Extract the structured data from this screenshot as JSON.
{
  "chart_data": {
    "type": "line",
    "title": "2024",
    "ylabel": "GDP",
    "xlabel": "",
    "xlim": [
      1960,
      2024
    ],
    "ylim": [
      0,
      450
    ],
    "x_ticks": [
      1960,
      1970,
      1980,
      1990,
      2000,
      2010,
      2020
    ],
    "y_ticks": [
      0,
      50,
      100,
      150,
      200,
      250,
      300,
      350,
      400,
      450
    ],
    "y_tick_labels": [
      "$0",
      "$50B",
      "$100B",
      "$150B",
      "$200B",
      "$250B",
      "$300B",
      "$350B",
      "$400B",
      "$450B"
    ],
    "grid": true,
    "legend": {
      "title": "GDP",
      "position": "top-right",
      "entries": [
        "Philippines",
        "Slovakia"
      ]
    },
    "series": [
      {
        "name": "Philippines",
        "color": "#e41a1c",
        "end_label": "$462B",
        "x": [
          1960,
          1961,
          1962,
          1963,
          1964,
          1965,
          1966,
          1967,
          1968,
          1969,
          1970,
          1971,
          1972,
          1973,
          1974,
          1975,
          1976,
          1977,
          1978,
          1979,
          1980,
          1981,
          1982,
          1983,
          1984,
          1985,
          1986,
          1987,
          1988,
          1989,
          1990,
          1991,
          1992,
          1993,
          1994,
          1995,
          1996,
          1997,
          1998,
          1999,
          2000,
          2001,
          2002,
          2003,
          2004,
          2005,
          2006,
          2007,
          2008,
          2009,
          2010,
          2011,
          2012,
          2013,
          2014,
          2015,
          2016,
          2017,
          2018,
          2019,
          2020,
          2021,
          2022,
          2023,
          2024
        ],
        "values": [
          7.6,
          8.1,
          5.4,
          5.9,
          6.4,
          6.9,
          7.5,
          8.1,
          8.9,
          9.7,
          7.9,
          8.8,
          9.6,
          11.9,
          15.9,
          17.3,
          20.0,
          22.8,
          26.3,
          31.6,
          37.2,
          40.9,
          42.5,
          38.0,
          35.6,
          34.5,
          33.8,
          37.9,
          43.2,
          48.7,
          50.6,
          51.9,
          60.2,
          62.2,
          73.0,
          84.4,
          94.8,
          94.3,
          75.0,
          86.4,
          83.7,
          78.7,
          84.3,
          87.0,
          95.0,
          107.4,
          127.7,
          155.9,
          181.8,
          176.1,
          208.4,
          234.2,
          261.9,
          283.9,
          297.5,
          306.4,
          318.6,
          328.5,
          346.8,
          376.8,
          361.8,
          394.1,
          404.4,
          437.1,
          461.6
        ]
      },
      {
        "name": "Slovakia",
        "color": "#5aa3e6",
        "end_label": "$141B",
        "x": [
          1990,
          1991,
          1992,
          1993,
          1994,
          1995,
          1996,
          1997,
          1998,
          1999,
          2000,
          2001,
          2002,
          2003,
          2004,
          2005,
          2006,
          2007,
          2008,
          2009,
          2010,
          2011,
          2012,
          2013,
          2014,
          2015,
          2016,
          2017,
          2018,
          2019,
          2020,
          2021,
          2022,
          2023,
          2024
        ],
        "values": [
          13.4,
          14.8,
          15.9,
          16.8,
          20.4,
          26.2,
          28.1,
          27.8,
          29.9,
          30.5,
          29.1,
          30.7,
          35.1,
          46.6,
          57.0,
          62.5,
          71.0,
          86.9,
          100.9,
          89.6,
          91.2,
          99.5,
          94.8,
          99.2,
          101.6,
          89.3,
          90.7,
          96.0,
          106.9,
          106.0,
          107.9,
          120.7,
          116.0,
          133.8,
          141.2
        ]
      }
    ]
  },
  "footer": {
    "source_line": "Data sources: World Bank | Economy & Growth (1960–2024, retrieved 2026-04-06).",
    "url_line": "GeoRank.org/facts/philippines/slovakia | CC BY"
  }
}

━━━━

- **Task brief**: Recite the full listing above exactly.

- **Task output**:
Extract the structured data from this screenshot as JSON.
{
  "chart_data": {
    "type": "line",
    "title": "2024",
    "ylabel": "GDP",
    "xlabel": "",
    "xlim": [
      1960,
      2024
    ],
    "ylim": [
      0,
      450
    ],
    "x_ticks": [
      1960,
      1970,
      1980,
      1990,
      2000,
      2010,
      2020
    ],
    "y_ticks": [
      0,
      50,
      100,
      150,
      200,
      250,
      300,
      350,
      400,
      450
    ],
    "y_tick_labels": [
      "$0",
      "$50B",
      "$100B",
      "$150B",
      "$200B",
      "$250B",
      "$300B",
      "$350B",
      "$400B",
      "$450B"
    ],
    "grid": true,
    "legend": {
      "title": "GDP",
      "position": "top-right",
      "entries": [
        "Philippines",
        "Slovakia"
      ]
    },
    "series": [
      {
        "name": "Philippines",
        "color": "#e41a1c",
        "end_label": "$462B",
        "x": [
          1960,
          1961,
          1962,
          1963,
          1964,
          1965,
          1966,
          1967,
          1968,
          1969,
          1970,
          1971,
          1972,
          1973,
          1974,
          1975,
          1976,
          1977,
          1978,
          1979,
          1980,
          1981,
          1982,
          1983,
          1984,
          1985,
          1986,
          1987,
          1988,
          1989,
          1990,
          1991,
          1992,
          1993,
          1994,
          1995,
          1996,
          1997,
          1998,
          1999,
          2000,
          2001,
          2002,
          2003,
          2004,
          2005,
          2006,
          2007,
          2008,
          2009,
          2010,
          2011,
          2012,
          2013,
          2014,
          2015,
          2016,
          2017,
          2018,
          2019,
          2020,
          2021,
          2022,
          2023,
          2024
        ],
        "values": [
          7.6,
          8.1,
          5.4,
          5.9,
          6.4,
          6.9,
          7.5,
          8.1,
          8.9,
          9.7,
          7.9,
          8.8,
          9.6,
          11.9,
          15.9,
          17.3,
          20.0,
          22.8,
          26.3,
          31.6,
          37.2,
          40.9,
          42.5,
          38.0,
          35.6,
          34.5,
          33.8,
          37.9,
          43.2,
          48.7,
          50.6,
          51.9,
          60.2,
          62.2,
          73.0,
          84.4,
          94.8,
          94.3,
          75.0,
          86.4,
          83.7,
          78.7,
          84.3,
          87.0,
          95.0,
          107.4,
          127.7,
          155.9,
          181.8,
          176.1,
          208.4,
          234.2,
          261.9,
          283.9,
          297.5,
          306.4,
          318.6,
          328.5,
          346.8,
          376.8,
          361.8,
          394.1,
          404.4,
          437.1,
          461.6
        ]
      },
      {
        "name": "Slovakia",
        "color": "#5aa3e6",
        "end_label": "$141B",
        "x": [
          1990,
          1991,
          1992,
          1993,
          1994,
          1995,
          1996,
          1997,
          1998,
          1999,
          2000,
          2001,
          2002,
          2003,
          2004,
          2005,
          2006,
          2007,
          2008,
          2009,
          2010,
          2011,
          2012,
          2013,
          2014,
          2015,
          2016,
          2017,
          2018,
          2019,
          2020,
          2021,
          2022,
          2023,
          2024
        ],
        "values": [
          13.4,
          14.8,
          15.9,
          16.8,
          20.4,
          26.2,
          28.1,
          27.8,
          29.9,
          30.5,
          29.1,
          30.7,
          35.1,
          46.6,
          57.0,
          62.5,
          71.0,
          86.9,
          100.9,
          89.6,
          91.2,
          99.5,
          94.8,
          99.2,
          101.6,
          89.3,
          90.7,
          96.0,
          106.9,
          106.0,
          107.9,
          120.7,
          116.0,
          133.8,
          141.2
        ]
      }
    ]
  },
  "footer": {
    "source_line": "Data sources: World Bank | Economy & Growth (1960–2024, retrieved 2026-04-06).",
    "url_line": "GeoRank.org/facts/philippines/slovakia | CC BY"
  }
}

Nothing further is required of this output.